Write out the entire listing below exactly as it appears, minus any pictures.

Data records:
++++++++++++++++++++

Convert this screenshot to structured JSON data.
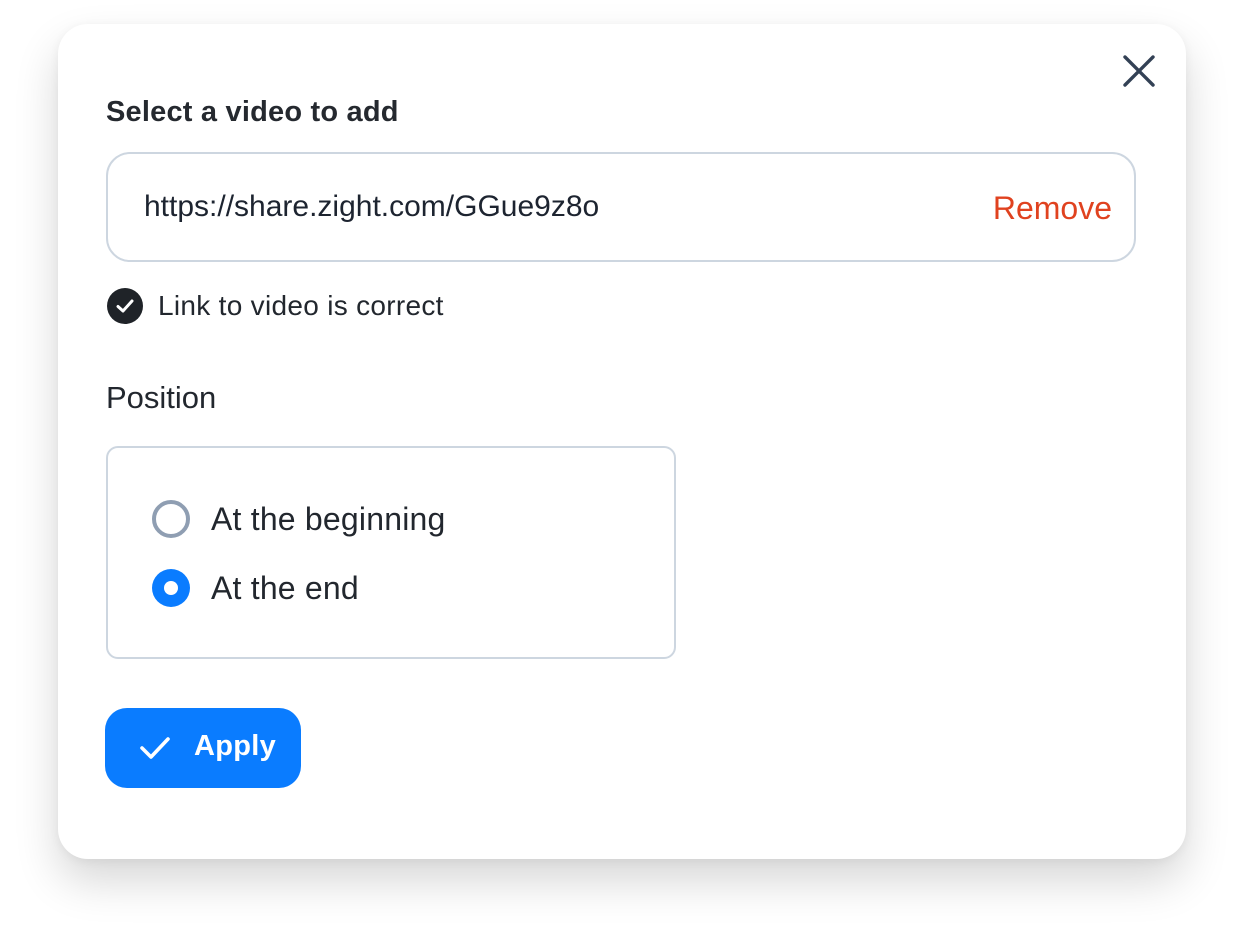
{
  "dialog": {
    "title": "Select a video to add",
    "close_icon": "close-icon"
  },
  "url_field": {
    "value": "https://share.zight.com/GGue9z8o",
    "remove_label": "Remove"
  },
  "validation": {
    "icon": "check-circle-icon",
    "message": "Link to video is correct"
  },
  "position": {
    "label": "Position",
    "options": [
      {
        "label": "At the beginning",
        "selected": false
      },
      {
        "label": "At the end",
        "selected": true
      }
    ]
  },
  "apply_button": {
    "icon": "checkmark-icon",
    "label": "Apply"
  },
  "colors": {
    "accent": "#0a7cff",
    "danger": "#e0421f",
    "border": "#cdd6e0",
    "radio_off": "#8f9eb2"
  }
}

++++++++++++++++++++

**OUTPUT OF THE TASK:**
Convert this screenshot to structured JSON data.
{
  "dialog": {
    "title": "Select a video to add",
    "close_icon": "close-icon"
  },
  "url_field": {
    "value": "https://share.zight.com/GGue9z8o",
    "remove_label": "Remove"
  },
  "validation": {
    "icon": "check-circle-icon",
    "message": "Link to video is correct"
  },
  "position": {
    "label": "Position",
    "options": [
      {
        "label": "At the beginning",
        "selected": false
      },
      {
        "label": "At the end",
        "selected": true
      }
    ]
  },
  "apply_button": {
    "icon": "checkmark-icon",
    "label": "Apply"
  },
  "colors": {
    "accent": "#0a7cff",
    "danger": "#e0421f",
    "border": "#cdd6e0",
    "radio_off": "#8f9eb2"
  }
}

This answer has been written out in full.